CHALLENGE A >> In the scalability excerpt, for which γ values did the proposed method's performance drop to the level of vanilla NP?
CHALLENGE B >> Duplicate the portion of the scalability excerpt that begins at the words "Fig. 5 Inferred" and stops after "domain at \(\gamma=0.7\).".

Fig. 5 Inferred accuracy: (a), (b) \(P_{\text{th}}\); (c), (d) \(P_{\text{loss}}\); and (e), (f) \(P_{\text{delay}}\) - (a), (c), (e) with vanilla NP, (b), (d), (f) with proposed method; datasets (a), (c), and (e) using \(L\) and \(R\) only; dataset (b) using \(L\) and \(R\) with the inferred \(P_{\text{loss}}\) and \(P_{\text{delay}}\); dataset (d) using \(L\) and \(R\) with the inferred \(P_{\text{th}}\); and dataset (f) using \(L\) and \(R\) with the inferred \(P_{\text{loss}}\) in the interpolation and extrapolation domain at \(\gamma=0.7\).

6.5 Scalability for Extrapolation Domain

Here, the evaluation focused on the scalability of the proposed method in terms of its ability to infer router metrics in extrapolation over different \(\gamma\) values. Table 4 shows the results of the \(R_{\mathrm{in}}^2\) and \(R_{\mathrm{ex}}^2\) values for the inferred router metrics at these different \(\gamma\) levels. \(R_{\mathrm{ex}}^2\) for the proposed method performs better than that for vanilla NP for \(\gamma\) values between 0.5 and 0.7 on the given dataset. In particular, at \(\gamma=0.6\), the proposed method improves \(R_{\mathrm{ex}}^2\) for \(P_{\text{th}}\), \(P_{\text{loss}}\), and \(P_{\text{delay}}\). The \(R_{\mathrm{ex}}^2\) of \(P_{\text{th}}\) increased from \(-0.71\) to 0.62, for \(P_{\text{loss}}\) from \(-0.36\) to 0.59, and for \(P_{\text{delay}}\) from \(-0.85\) to 0.01. This improvement in the extrapolation domain is attributed to the synergy between the NP’s “learning how to learn” feature and the proposed method’s appending of inferred router metrics to the dataset. However, for \(\gamma\) values less than 0.5, the performance of our method decreased to the same level as that of vanilla NP, mainly due to the limited data availability, which hindered the model’s ability to effectively represent the data points. In addition, the accuracy of the inferred \(P_{\text{delay}}\) was notably lower than that of \(P_{\text{th}}\), \(P_{\text{loss}}\). This may be due to fluctuations such as packet jitters, which affect the inference of \(P_{\text{delay}}\) more significantly than other metrics.

MATERIAL >>
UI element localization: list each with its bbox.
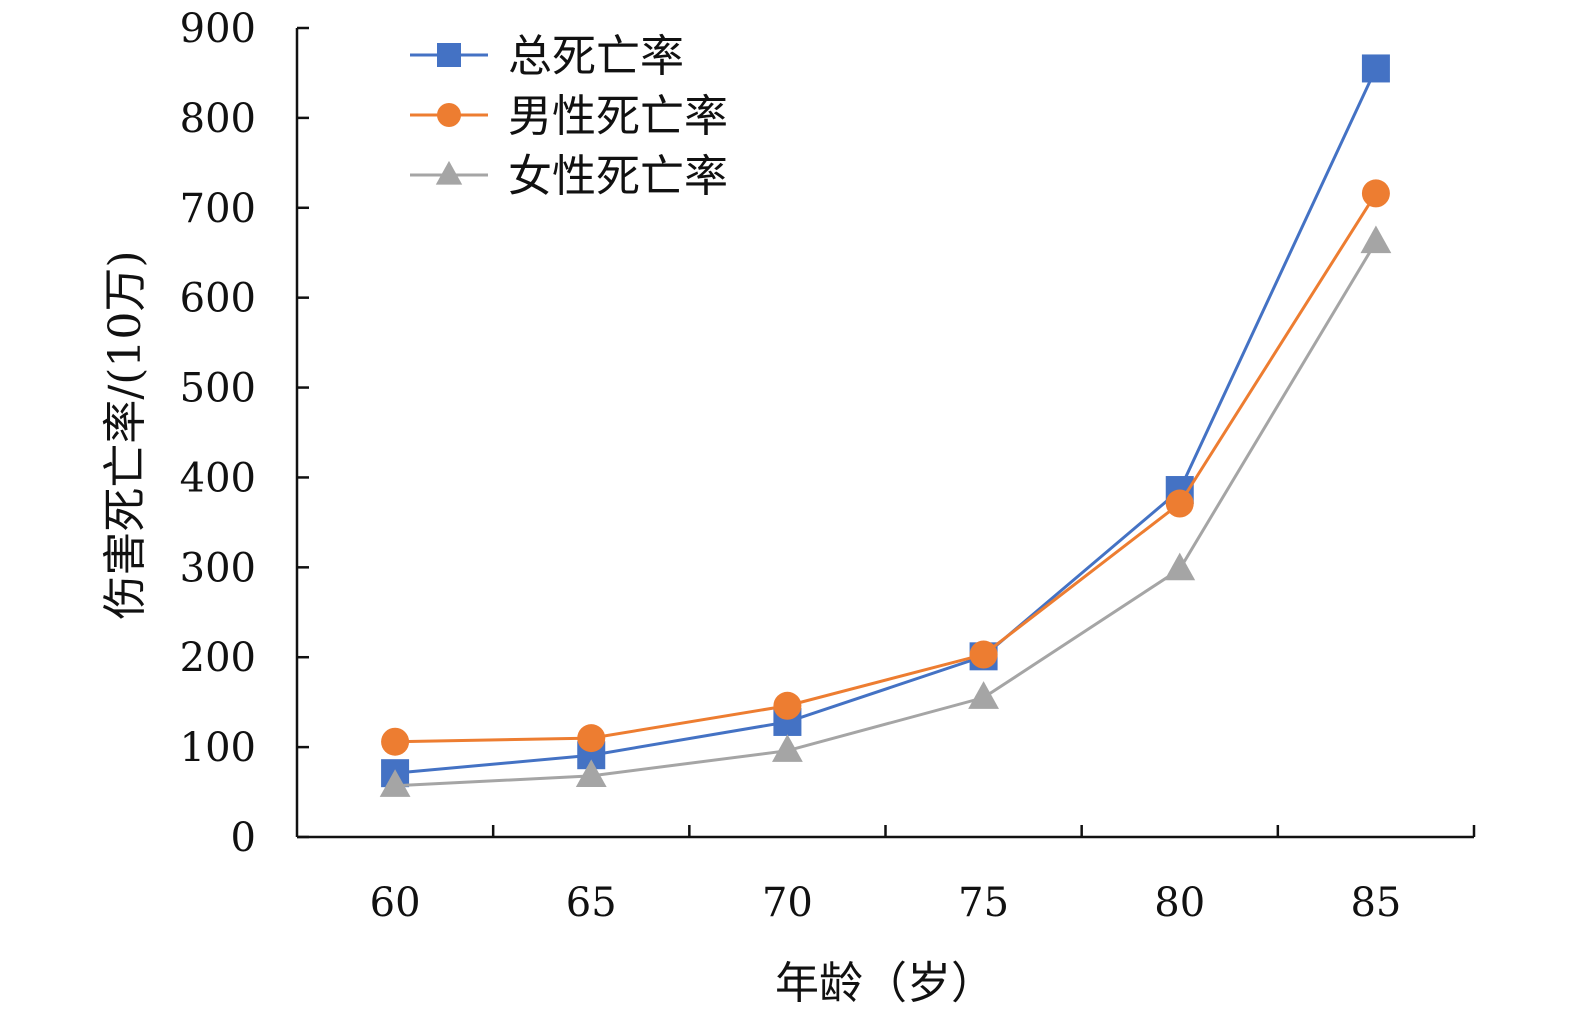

CORRECT OUTPUT A >> For γ values less than 0.5.

CORRECT OUTPUT B >>
Fig. 5 Inferred accuracy: (a), (b) \(P_{\text{th}}\); (c), (d) \(P_{\text{loss}}\); and (e), (f) \(P_{\text{delay}}\) - (a), (c), (e) with vanilla NP, (b), (d), (f) with proposed method; datasets (a), (c), and (e) using \(L\) and \(R\) only; dataset (b) using \(L\) and \(R\) with the inferred \(P_{\text{loss}}\) and \(P_{\text{delay}}\); dataset (d) using \(L\) and \(R\) with the inferred \(P_{\text{th}}\); and dataset (f) using \(L\) and \(R\) with the inferred \(P_{\text{loss}}\) in the interpolation and extrapolation domain at \(\gamma=0.7\).